**Task objective**
Search the records for "ylabel" and copy each line that holds it.

**Records about charts and figures**
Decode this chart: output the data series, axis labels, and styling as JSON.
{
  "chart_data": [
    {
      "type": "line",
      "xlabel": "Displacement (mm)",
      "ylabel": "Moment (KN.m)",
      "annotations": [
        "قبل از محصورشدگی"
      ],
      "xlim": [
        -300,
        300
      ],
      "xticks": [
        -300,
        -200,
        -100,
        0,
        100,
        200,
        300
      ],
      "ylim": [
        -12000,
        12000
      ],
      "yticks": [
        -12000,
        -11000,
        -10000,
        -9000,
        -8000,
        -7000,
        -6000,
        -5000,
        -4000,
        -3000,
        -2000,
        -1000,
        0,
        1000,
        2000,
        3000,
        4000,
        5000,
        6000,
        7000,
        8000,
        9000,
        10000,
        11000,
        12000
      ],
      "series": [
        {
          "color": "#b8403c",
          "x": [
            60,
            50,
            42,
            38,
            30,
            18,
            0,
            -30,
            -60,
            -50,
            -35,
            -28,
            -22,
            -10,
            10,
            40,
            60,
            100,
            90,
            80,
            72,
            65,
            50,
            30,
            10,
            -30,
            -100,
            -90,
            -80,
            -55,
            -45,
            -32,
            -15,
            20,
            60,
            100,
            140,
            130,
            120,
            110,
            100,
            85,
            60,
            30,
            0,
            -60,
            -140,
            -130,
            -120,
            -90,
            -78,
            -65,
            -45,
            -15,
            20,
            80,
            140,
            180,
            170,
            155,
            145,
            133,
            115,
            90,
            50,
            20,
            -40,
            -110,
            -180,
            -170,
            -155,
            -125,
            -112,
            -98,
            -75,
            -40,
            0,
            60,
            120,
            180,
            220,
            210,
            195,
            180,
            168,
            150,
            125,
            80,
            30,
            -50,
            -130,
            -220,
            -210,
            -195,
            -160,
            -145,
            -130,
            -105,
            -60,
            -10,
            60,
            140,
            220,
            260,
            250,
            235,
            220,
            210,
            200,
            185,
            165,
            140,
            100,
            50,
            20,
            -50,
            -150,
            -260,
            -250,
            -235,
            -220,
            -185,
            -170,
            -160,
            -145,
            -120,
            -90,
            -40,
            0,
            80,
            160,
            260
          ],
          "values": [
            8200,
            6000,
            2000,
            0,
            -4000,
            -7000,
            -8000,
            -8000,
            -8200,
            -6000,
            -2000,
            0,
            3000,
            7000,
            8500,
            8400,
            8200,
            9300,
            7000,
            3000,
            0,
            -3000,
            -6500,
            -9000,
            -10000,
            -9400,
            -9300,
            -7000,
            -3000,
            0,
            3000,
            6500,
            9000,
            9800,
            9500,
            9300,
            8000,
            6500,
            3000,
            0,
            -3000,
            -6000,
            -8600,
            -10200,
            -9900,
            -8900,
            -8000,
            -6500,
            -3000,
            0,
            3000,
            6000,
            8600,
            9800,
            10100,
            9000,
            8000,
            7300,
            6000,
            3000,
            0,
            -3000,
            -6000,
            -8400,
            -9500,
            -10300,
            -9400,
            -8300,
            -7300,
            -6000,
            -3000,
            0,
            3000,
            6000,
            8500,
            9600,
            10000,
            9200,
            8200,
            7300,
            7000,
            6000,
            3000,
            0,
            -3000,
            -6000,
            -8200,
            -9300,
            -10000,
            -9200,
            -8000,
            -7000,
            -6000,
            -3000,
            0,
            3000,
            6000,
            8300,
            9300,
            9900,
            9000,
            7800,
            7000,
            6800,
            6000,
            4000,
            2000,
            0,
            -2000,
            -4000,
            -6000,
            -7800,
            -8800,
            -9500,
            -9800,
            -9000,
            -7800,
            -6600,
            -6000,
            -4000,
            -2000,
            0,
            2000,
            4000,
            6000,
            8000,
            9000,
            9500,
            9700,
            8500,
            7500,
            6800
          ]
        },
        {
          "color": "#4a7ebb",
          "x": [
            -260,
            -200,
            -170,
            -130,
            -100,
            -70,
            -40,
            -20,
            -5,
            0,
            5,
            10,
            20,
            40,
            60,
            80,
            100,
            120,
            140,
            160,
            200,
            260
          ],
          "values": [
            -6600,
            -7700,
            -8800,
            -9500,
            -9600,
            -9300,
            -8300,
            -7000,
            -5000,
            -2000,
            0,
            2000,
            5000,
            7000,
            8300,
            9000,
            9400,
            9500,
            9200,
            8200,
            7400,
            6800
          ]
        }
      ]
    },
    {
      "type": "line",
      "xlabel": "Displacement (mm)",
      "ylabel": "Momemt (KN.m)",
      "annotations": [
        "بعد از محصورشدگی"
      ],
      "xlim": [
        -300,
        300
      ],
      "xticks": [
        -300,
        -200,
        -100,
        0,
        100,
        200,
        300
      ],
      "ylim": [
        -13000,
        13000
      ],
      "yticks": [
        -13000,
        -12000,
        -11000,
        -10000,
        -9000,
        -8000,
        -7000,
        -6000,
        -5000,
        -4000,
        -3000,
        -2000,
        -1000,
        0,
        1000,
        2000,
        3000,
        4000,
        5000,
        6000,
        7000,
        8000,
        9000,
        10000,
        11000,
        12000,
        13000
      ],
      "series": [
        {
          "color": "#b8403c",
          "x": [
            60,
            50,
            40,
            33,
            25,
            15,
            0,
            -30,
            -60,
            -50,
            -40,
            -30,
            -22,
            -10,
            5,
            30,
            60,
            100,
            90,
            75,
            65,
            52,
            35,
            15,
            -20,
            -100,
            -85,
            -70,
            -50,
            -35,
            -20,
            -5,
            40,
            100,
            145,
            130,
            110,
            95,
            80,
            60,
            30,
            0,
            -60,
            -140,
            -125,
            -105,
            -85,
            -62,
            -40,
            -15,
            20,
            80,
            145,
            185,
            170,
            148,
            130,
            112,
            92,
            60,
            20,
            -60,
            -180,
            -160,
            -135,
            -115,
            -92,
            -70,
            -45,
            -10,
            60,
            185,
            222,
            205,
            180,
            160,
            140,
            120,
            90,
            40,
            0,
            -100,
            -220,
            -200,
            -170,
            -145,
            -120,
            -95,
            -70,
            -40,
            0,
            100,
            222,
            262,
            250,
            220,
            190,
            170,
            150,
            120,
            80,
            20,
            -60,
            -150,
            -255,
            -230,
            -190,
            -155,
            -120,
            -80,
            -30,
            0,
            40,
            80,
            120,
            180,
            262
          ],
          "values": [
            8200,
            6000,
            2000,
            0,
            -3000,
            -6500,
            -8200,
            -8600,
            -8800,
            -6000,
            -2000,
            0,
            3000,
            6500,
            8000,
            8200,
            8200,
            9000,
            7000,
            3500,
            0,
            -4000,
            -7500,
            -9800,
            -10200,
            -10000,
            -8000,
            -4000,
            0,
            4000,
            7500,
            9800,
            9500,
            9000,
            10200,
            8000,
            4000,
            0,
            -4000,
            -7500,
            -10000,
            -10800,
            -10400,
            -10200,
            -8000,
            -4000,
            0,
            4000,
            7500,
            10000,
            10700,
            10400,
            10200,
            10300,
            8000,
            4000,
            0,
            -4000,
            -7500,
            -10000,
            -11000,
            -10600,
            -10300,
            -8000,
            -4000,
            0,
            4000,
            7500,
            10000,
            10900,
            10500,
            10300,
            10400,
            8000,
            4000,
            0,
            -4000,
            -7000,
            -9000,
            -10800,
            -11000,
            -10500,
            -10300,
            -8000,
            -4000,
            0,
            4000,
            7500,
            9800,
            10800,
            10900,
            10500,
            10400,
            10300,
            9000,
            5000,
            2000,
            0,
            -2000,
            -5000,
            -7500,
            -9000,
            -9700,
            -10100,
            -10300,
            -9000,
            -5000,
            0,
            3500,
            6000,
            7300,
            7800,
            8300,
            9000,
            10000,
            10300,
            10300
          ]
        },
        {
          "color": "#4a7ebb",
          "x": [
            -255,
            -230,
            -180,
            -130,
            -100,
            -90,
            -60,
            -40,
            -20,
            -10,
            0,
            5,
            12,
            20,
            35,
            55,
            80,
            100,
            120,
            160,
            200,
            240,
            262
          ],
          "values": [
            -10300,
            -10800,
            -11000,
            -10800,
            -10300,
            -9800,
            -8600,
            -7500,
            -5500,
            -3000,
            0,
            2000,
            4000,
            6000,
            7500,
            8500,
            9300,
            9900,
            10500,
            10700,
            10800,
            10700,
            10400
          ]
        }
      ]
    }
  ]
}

**Result**
      "ylabel": "Moment (KN.m)",
      "ylabel": "Momemt (KN.m)",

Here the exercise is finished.